Saved entries:

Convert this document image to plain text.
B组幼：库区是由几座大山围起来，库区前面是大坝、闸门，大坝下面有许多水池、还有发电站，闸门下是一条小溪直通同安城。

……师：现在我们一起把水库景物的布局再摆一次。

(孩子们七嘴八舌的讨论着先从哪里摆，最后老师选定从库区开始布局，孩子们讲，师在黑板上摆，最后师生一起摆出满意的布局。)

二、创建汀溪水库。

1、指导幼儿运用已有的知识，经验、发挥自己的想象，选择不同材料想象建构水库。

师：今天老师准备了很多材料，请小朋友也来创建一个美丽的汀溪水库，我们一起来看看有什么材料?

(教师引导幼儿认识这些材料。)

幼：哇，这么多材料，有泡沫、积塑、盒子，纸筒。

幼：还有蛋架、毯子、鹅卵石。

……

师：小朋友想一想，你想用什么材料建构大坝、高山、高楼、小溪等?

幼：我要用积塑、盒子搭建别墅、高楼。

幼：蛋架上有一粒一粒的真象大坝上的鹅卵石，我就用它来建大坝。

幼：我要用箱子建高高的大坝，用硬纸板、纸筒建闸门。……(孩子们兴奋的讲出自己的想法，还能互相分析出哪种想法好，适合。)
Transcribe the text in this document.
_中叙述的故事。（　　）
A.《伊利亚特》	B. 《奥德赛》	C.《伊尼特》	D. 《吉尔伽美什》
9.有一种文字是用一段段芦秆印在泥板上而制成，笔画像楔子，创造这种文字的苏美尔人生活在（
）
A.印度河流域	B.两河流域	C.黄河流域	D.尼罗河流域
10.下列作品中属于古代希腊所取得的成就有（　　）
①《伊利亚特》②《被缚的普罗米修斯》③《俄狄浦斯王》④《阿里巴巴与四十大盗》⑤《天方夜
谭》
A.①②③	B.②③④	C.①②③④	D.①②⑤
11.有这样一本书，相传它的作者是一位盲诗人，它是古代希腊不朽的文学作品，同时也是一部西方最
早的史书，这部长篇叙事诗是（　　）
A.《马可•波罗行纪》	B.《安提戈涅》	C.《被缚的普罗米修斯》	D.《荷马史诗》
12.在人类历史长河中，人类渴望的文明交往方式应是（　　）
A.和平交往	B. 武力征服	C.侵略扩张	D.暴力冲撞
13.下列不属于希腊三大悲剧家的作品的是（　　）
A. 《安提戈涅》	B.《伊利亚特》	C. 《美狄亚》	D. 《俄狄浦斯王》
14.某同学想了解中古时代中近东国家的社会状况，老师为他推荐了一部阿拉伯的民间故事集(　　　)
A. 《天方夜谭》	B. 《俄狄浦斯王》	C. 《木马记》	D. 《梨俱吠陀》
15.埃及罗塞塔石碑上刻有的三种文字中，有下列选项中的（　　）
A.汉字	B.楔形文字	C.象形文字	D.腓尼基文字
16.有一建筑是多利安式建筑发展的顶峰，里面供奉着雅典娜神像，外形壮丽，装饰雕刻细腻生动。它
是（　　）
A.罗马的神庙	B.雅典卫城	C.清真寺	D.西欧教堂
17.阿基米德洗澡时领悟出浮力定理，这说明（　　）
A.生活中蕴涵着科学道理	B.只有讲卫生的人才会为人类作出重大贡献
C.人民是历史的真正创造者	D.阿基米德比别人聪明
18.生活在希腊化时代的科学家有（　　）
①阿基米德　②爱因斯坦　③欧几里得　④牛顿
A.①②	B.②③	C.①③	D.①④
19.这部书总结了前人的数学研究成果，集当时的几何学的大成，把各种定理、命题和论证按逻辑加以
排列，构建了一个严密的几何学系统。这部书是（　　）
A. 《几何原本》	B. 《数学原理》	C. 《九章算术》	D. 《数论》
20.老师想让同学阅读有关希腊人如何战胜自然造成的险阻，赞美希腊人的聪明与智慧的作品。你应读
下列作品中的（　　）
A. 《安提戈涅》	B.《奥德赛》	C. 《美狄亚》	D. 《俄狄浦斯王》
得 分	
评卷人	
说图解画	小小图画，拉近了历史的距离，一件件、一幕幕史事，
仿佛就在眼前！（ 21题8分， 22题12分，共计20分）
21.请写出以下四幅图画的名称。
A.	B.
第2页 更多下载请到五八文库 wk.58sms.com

▶ _Task statement_: Repeat all the entries exactly as given.

▶ _Full answer_:
Convert this document image to plain text.
B组幼：库区是由几座大山围起来，库区前面是大坝、闸门，大坝下面有许多水池、还有发电站，闸门下是一条小溪直通同安城。

……师：现在我们一起把水库景物的布局再摆一次。

(孩子们七嘴八舌的讨论着先从哪里摆，最后老师选定从库区开始布局，孩子们讲，师在黑板上摆，最后师生一起摆出满意的布局。)

二、创建汀溪水库。

1、指导幼儿运用已有的知识，经验、发挥自己的想象，选择不同材料想象建构水库。

师：今天老师准备了很多材料，请小朋友也来创建一个美丽的汀溪水库，我们一起来看看有什么材料?

(教师引导幼儿认识这些材料。)

幼：哇，这么多材料，有泡沫、积塑、盒子，纸筒。

幼：还有蛋架、毯子、鹅卵石。

……

师：小朋友想一想，你想用什么材料建构大坝、高山、高楼、小溪等?

幼：我要用积塑、盒子搭建别墅、高楼。

幼：蛋架上有一粒一粒的真象大坝上的鹅卵石，我就用它来建大坝。

幼：我要用箱子建高高的大坝，用硬纸板、纸筒建闸门。……(孩子们兴奋的讲出自己的想法，还能互相分析出哪种想法好，适合。)
Transcribe the text in this document.
_中叙述的故事。（　　）
A.《伊利亚特》	B. 《奥德赛》	C.《伊尼特》	D. 《吉尔伽美什》
9.有一种文字是用一段段芦秆印在泥板上而制成，笔画像楔子，创造这种文字的苏美尔人生活在（
）
A.印度河流域	B.两河流域	C.黄河流域	D.尼罗河流域
10.下列作品中属于古代希腊所取得的成就有（　　）
①《伊利亚特》②《被缚的普罗米修斯》③《俄狄浦斯王》④《阿里巴巴与四十大盗》⑤《天方夜
谭》
A.①②③	B.②③④	C.①②③④	D.①②⑤
11.有这样一本书，相传它的作者是一位盲诗人，它是古代希腊不朽的文学作品，同时也是一部西方最
早的史书，这部长篇叙事诗是（　　）
A.《马可•波罗行纪》	B.《安提戈涅》	C.《被缚的普罗米修斯》	D.《荷马史诗》
12.在人类历史长河中，人类渴望的文明交往方式应是（　　）
A.和平交往	B. 武力征服	C.侵略扩张	D.暴力冲撞
13.下列不属于希腊三大悲剧家的作品的是（　　）
A. 《安提戈涅》	B.《伊利亚特》	C. 《美狄亚》	D. 《俄狄浦斯王》
14.某同学想了解中古时代中近东国家的社会状况，老师为他推荐了一部阿拉伯的民间故事集(　　　)
A. 《天方夜谭》	B. 《俄狄浦斯王》	C. 《木马记》	D. 《梨俱吠陀》
15.埃及罗塞塔石碑上刻有的三种文字中，有下列选项中的（　　）
A.汉字	B.楔形文字	C.象形文字	D.腓尼基文字
16.有一建筑是多利安式建筑发展的顶峰，里面供奉着雅典娜神像，外形壮丽，装饰雕刻细腻生动。它
是（　　）
A.罗马的神庙	B.雅典卫城	C.清真寺	D.西欧教堂
17.阿基米德洗澡时领悟出浮力定理，这说明（　　）
A.生活中蕴涵着科学道理	B.只有讲卫生的人才会为人类作出重大贡献
C.人民是历史的真正创造者	D.阿基米德比别人聪明
18.生活在希腊化时代的科学家有（　　）
①阿基米德　②爱因斯坦　③欧几里得　④牛顿
A.①②	B.②③	C.①③	D.①④
19.这部书总结了前人的数学研究成果，集当时的几何学的大成，把各种定理、命题和论证按逻辑加以
排列，构建了一个严密的几何学系统。这部书是（　　）
A. 《几何原本》	B. 《数学原理》	C. 《九章算术》	D. 《数论》
20.老师想让同学阅读有关希腊人如何战胜自然造成的险阻，赞美希腊人的聪明与智慧的作品。你应读
下列作品中的（　　）
A. 《安提戈涅》	B.《奥德赛》	C. 《美狄亚》	D. 《俄狄浦斯王》
得 分	
评卷人	
说图解画	小小图画，拉近了历史的距离，一件件、一幕幕史事，
仿佛就在眼前！（ 21题8分， 22题12分，共计20分）
21.请写出以下四幅图画的名称。
A.	B.
第2页 更多下载请到五八文库 wk.58sms.com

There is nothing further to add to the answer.